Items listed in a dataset
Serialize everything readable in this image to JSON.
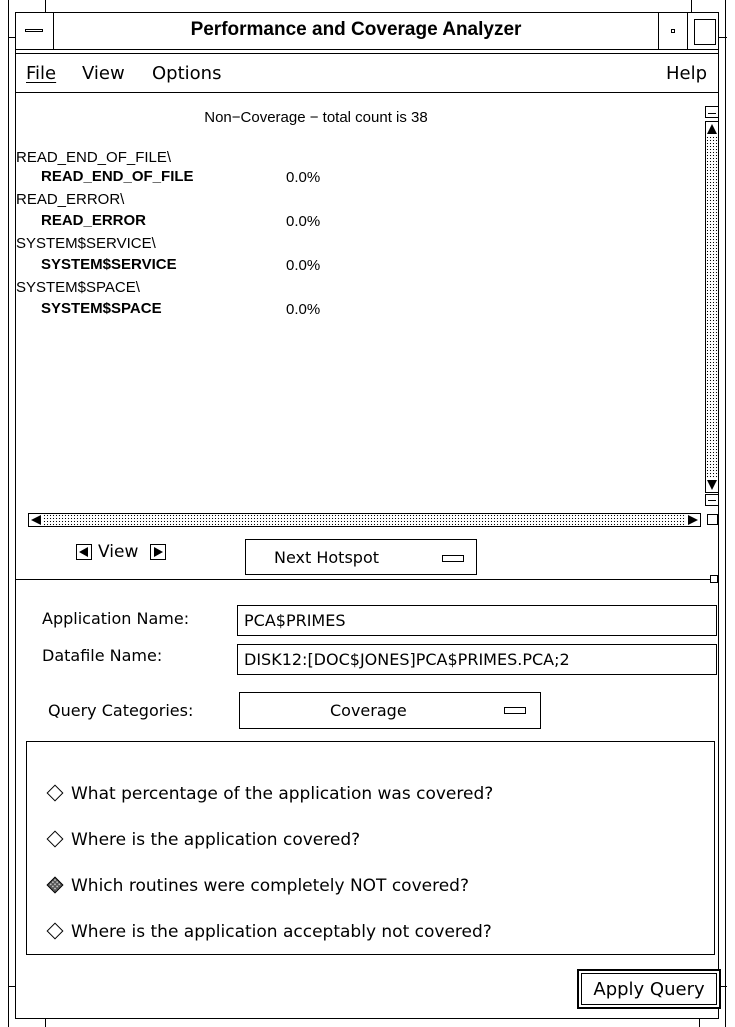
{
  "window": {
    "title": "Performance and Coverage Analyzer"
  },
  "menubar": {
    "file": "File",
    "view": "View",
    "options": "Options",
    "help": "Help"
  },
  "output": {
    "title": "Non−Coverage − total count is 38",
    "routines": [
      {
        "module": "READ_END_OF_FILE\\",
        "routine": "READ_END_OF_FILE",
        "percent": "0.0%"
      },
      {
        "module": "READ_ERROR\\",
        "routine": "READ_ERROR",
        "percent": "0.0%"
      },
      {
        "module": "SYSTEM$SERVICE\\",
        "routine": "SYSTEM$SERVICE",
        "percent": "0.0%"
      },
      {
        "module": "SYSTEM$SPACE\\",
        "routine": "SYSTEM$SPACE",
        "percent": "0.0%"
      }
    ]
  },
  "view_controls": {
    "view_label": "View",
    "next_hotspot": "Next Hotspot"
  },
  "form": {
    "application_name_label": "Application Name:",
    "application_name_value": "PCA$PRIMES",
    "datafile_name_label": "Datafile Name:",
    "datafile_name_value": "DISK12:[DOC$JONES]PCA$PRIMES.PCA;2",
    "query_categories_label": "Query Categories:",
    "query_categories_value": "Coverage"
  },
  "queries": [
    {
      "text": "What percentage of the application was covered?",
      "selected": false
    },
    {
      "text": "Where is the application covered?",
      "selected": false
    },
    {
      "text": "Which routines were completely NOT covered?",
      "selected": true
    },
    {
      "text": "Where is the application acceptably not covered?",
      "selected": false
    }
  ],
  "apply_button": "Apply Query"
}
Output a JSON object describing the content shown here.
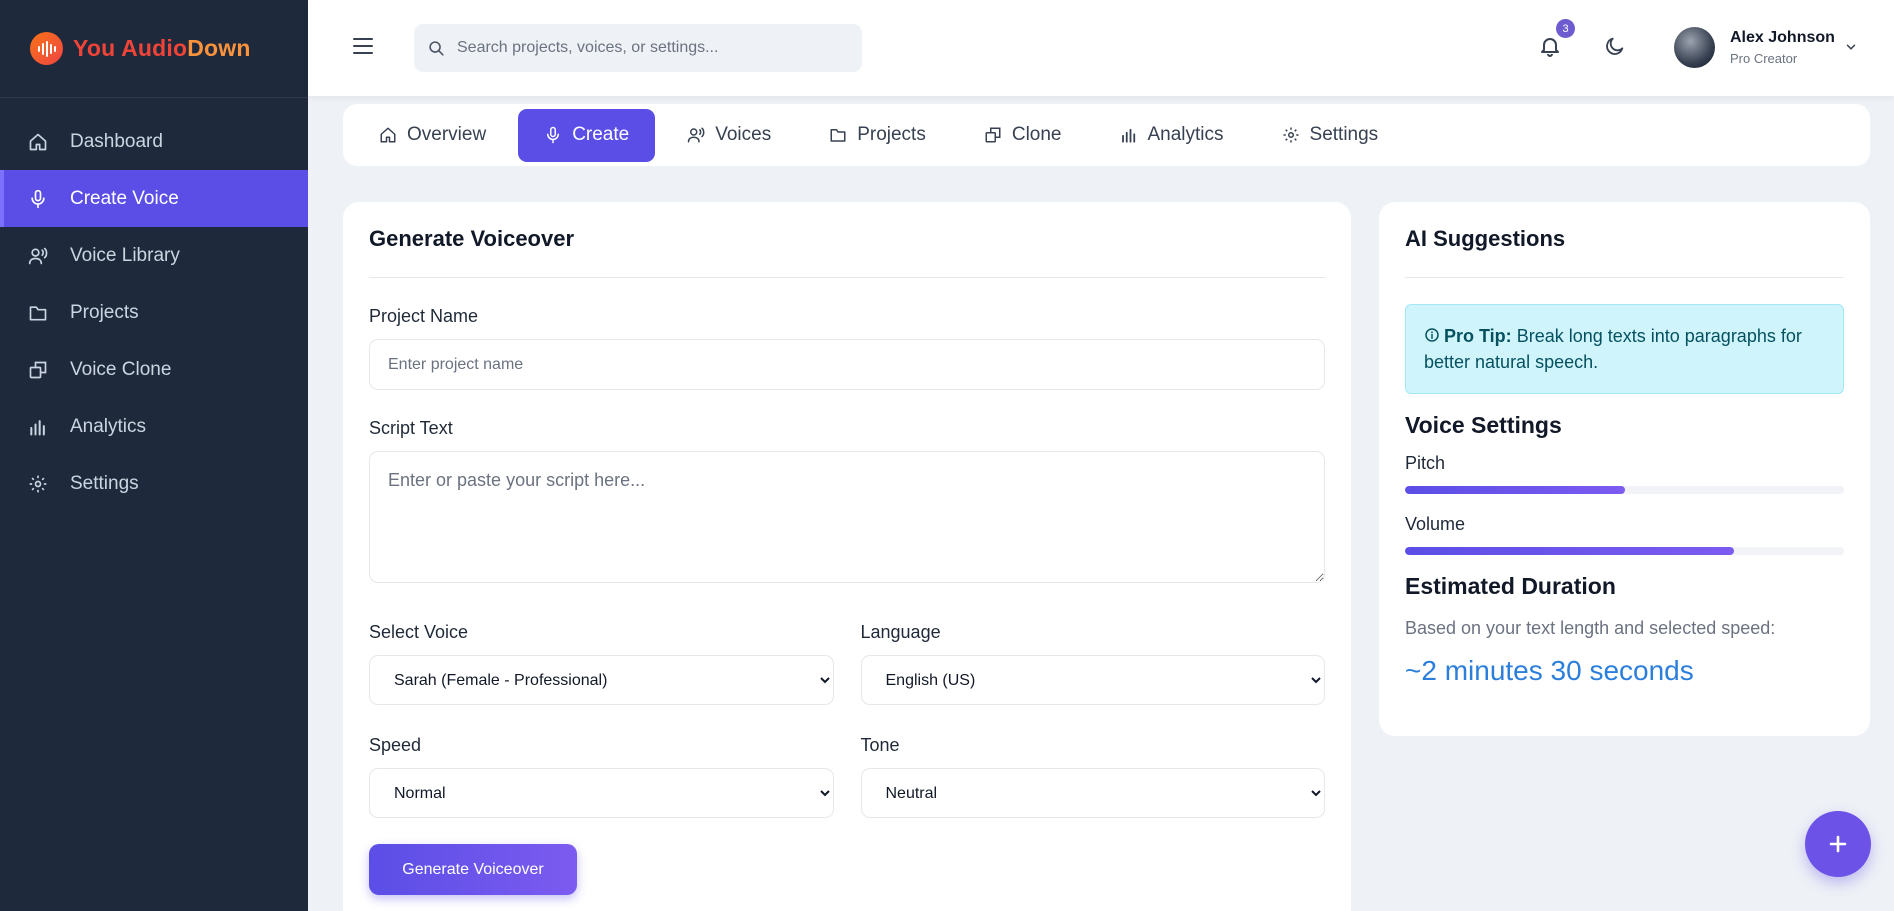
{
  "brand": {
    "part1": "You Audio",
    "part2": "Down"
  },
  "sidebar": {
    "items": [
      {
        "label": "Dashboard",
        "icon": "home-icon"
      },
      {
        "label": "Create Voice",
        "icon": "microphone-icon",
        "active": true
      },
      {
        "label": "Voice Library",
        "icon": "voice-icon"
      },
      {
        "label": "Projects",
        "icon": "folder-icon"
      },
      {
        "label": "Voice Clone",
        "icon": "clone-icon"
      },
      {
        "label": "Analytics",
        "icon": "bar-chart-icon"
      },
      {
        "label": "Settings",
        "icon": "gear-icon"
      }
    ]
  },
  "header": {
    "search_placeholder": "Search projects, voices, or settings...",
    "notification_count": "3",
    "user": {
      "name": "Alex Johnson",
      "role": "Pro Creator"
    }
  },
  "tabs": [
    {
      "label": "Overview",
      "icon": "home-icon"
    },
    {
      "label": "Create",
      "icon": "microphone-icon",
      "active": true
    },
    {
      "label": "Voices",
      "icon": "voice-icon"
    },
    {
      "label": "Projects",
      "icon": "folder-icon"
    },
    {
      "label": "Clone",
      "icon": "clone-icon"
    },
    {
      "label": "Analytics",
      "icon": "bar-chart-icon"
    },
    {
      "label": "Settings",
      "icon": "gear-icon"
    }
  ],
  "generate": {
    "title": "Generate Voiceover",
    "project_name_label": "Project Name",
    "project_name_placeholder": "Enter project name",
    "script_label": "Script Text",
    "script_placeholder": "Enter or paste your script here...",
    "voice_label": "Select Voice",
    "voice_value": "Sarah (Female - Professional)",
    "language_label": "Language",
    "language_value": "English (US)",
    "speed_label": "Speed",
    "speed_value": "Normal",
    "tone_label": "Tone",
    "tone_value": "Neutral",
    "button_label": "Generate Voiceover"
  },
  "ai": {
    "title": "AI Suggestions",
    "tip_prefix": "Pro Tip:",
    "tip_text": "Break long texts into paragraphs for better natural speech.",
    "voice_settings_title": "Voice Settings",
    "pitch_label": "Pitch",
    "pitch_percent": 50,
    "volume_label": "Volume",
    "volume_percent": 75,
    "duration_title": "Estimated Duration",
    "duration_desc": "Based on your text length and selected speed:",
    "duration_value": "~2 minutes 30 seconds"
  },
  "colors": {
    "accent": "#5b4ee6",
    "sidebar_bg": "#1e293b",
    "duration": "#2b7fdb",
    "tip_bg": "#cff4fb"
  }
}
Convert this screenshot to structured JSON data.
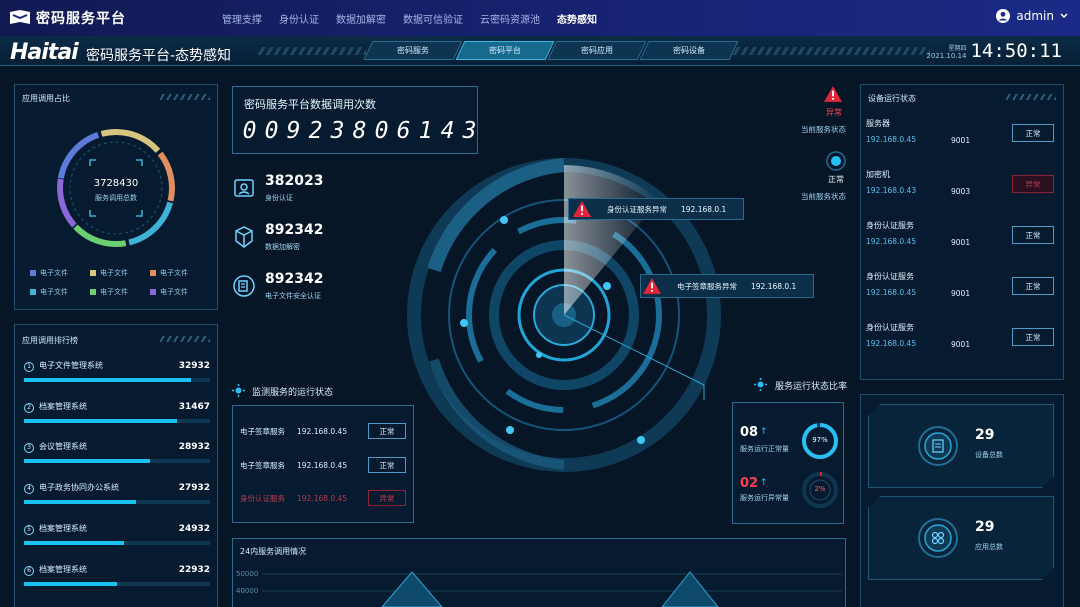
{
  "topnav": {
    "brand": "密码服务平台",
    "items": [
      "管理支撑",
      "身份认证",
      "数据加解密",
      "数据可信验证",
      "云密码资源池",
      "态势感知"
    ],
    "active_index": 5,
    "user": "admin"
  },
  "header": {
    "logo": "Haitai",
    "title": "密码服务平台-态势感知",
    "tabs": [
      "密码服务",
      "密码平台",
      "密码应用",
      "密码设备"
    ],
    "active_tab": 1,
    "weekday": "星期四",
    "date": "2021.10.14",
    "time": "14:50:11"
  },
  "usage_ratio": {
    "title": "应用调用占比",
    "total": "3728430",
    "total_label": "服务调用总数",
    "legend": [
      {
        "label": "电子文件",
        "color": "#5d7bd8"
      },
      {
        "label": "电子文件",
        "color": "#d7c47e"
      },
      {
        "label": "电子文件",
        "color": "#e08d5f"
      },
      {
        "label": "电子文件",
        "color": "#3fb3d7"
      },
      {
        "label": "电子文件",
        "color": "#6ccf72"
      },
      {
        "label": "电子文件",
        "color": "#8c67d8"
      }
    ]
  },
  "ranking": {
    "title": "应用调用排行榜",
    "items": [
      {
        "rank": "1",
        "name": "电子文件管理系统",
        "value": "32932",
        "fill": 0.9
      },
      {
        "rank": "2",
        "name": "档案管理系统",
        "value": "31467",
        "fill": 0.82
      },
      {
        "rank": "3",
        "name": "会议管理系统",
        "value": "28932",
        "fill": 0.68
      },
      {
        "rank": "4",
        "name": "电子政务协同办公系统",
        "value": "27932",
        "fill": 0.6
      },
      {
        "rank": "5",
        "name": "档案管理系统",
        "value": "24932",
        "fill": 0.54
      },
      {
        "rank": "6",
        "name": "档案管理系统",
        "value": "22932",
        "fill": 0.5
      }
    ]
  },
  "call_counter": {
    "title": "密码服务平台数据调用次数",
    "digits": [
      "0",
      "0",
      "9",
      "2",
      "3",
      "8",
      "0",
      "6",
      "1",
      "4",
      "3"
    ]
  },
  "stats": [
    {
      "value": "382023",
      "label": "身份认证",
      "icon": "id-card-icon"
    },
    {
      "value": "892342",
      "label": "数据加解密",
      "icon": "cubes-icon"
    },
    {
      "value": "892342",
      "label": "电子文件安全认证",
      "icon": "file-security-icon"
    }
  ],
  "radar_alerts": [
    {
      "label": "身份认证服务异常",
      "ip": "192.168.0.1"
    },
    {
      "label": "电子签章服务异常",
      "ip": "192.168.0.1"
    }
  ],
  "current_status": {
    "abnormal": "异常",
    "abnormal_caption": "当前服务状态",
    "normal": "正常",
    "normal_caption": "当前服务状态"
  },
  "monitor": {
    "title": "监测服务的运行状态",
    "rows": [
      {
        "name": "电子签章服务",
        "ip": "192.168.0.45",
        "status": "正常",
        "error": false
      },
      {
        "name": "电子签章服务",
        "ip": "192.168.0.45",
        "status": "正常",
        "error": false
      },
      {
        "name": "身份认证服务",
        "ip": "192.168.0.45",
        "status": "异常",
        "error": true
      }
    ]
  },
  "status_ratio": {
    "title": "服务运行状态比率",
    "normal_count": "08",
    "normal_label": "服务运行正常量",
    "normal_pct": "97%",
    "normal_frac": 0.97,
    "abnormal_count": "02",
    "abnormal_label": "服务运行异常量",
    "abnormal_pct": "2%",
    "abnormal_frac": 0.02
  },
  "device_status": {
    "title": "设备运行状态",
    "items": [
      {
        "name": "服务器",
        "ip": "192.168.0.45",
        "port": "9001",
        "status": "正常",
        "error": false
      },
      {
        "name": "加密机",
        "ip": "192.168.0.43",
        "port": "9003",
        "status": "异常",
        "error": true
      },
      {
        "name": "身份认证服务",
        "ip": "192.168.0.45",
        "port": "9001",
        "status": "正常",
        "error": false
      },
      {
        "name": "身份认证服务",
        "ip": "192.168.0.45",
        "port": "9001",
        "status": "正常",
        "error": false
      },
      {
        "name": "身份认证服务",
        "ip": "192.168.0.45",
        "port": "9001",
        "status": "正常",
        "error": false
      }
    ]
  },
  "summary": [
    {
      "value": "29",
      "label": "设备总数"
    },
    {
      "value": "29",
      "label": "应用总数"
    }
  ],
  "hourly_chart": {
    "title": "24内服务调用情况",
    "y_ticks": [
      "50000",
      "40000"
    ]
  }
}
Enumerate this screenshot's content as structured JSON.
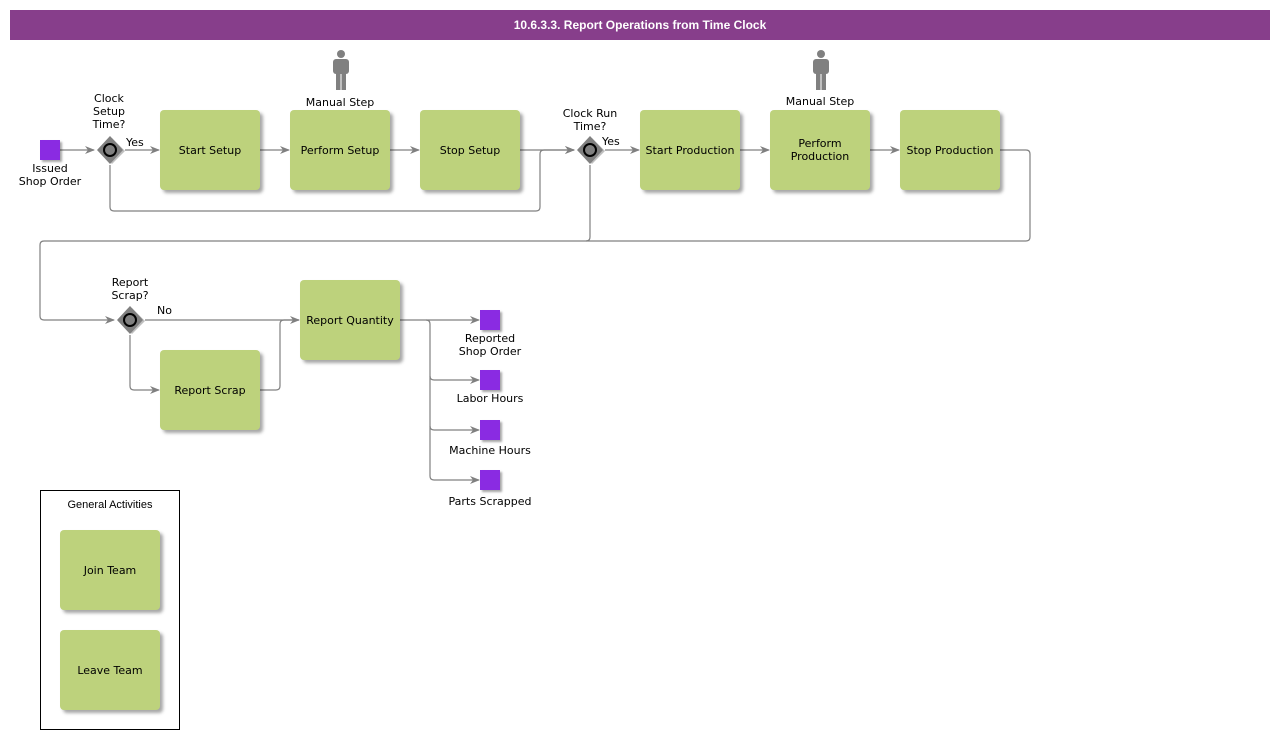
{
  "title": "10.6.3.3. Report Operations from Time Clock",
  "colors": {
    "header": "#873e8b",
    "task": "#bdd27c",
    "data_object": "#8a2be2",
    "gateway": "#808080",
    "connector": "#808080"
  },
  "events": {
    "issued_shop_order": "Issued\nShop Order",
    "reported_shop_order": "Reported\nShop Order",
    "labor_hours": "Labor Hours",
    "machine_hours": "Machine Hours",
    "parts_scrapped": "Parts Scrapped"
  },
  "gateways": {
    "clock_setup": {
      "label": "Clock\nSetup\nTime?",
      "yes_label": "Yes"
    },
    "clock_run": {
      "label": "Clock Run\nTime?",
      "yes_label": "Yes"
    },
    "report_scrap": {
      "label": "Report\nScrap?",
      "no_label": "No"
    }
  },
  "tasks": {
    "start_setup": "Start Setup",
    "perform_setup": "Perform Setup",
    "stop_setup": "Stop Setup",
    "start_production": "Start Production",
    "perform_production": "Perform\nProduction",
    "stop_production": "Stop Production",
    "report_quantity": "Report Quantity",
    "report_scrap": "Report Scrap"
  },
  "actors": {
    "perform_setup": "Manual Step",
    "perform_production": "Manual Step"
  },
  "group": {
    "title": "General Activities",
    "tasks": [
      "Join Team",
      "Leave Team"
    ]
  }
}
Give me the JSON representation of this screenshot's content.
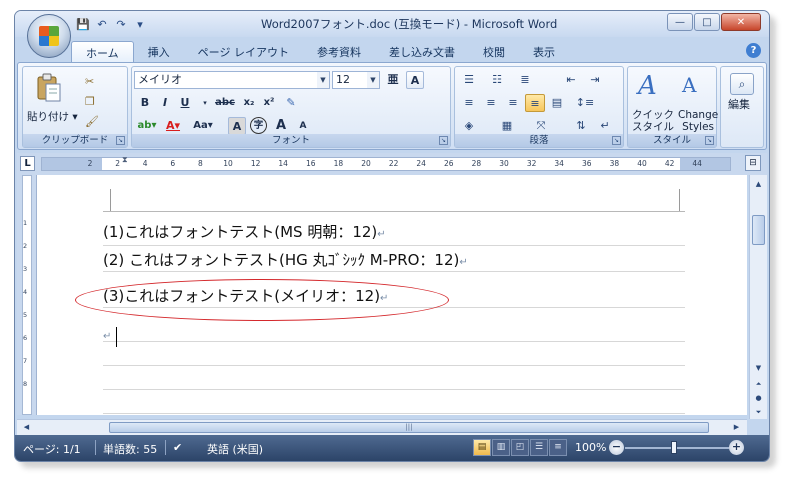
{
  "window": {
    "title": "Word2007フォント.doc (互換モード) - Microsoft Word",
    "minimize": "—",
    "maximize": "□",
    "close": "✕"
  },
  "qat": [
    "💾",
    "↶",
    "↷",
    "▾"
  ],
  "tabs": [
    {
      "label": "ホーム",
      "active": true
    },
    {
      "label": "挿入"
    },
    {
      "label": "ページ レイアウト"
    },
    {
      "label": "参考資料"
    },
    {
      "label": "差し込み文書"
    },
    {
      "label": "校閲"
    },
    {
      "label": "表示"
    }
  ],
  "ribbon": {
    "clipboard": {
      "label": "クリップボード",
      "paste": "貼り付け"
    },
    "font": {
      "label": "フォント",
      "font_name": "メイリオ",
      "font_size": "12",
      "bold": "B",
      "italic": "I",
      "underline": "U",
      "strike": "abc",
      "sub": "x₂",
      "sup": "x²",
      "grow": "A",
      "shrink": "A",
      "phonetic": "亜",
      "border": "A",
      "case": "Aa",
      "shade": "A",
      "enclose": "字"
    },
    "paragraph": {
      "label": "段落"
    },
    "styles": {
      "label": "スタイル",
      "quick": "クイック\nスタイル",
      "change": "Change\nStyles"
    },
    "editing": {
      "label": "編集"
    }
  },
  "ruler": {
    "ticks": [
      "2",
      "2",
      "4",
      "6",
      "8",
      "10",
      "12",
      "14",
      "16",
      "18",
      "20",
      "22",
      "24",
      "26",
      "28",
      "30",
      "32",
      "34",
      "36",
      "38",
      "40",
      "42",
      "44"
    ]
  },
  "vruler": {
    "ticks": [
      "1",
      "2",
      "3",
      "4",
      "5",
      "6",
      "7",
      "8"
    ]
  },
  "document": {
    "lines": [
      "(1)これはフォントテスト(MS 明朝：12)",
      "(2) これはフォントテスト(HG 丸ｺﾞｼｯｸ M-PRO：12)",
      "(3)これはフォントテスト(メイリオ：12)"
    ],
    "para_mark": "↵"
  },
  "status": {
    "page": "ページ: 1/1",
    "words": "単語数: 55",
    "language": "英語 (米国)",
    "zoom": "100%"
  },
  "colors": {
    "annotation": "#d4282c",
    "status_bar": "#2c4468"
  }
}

◆ Required work:
Examine the records and report how many lines contain the string "structured". Only the number should be given.

◆ Exercise result:
2